*PASSAGE TO READ*
Hi - you recently edited the pronunciation of the Greek letter α. Please can you explain as I had written /æ/ and /ə/ which I had looked up Wiktionary:Pronunciation_key picking the two nearest sounds. Had you looked up the value elsewhere or do I have the sound of the character wrong. I have similar comments on the SIMLA entry - cheers :) - Saltmarsh 14:27, 7 December 2005 (UTC)

Wiktionary:Pronunciation_key is written for the English pronunciation. /æ/ and /ə/ are not Greek phoneme. —Gliorszio 14:30, 7 December 2005 (UTC)

Links in Japanese definitions[edit]

Why are you deleting links in Japanese definitions like you did in 構造? The standard according to Wiktionary:About Japanese is to have them and the consensus in the beer parlor seems to agree. Perhaps you should add to the discussion there if you don't like them? 16:49, 19 December 2005 (UTC)

Decomposition is important[edit]

Hello Gliorszio,

I disagree with your opinion. In my eyes, the decomposition is important and interesting, as it gives the reader the possibility to understand how the characters are composed. It actually makes sense with a lot of characters, and it helps to memorize Chinese characters as you have to reduce the number of "sub characters" in your mind to a minimum.

*EXCERPTED DATA*
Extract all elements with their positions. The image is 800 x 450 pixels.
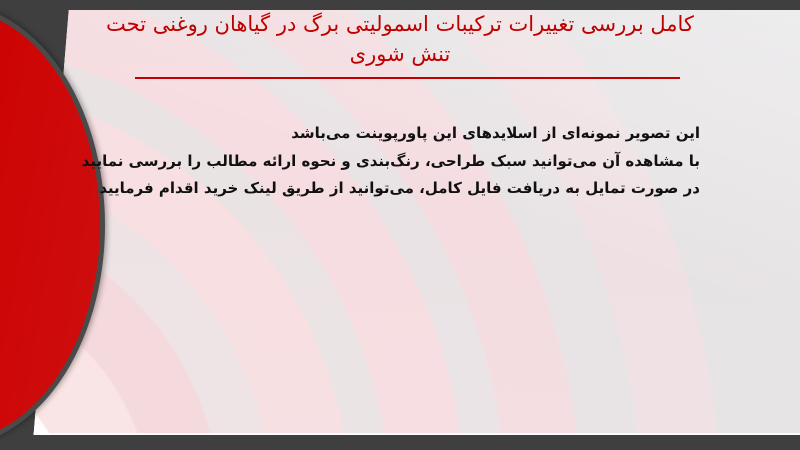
bottom-frame-band bbox=[0, 435, 800, 450]
title-underline-rule bbox=[135, 77, 680, 79]
presentation-slide: کامل بررسی تغییرات ترکیبات اسمولیتی برگ … bbox=[0, 0, 800, 450]
body-line-1: این تصویر نمونه‌ای از اسلایدهای این پاور… bbox=[120, 120, 700, 148]
slide-content-panel bbox=[0, 10, 800, 435]
panel-sheen-overlay bbox=[0, 10, 800, 435]
slide-title: کامل بررسی تغییرات ترکیبات اسمولیتی برگ … bbox=[100, 10, 700, 70]
body-line-2: با مشاهده آن می‌توانید سبک طراحی، رنگ‌بن… bbox=[120, 148, 700, 176]
top-frame-band bbox=[0, 0, 800, 10]
slide-body-text: این تصویر نمونه‌ای از اسلایدهای این پاور… bbox=[120, 120, 700, 203]
body-line-3: در صورت تمایل به دریافت فایل کامل، می‌تو… bbox=[120, 175, 700, 203]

*REQUIRED TASKS*
A. Copy the Wiktionary discussion starting with "Wiktionary:Pronunciation_key is written" and going on through "19 December 2005 (UTC)", changing "beer parlor" to "tea room".
B. List every time of day that appears in the signature timestamps of the Wiktionary discussion.

*COMPLETED EXERCISE*
A.
Wiktionary:Pronunciation_key is written for the English pronunciation. /æ/ and /ə/ are not Greek phoneme. —Gliorszio 14:30, 7 December 2005 (UTC)

Links in Japanese definitions[edit]

Why are you deleting links in Japanese definitions like you did in 構造? The standard according to Wiktionary:About Japanese is to have them and the consensus in the tea room seems to agree. Perhaps you should add to the discussion there if you don't like them? 16:49, 19 December 2005 (UTC)

B.
14:27
14:30
16:49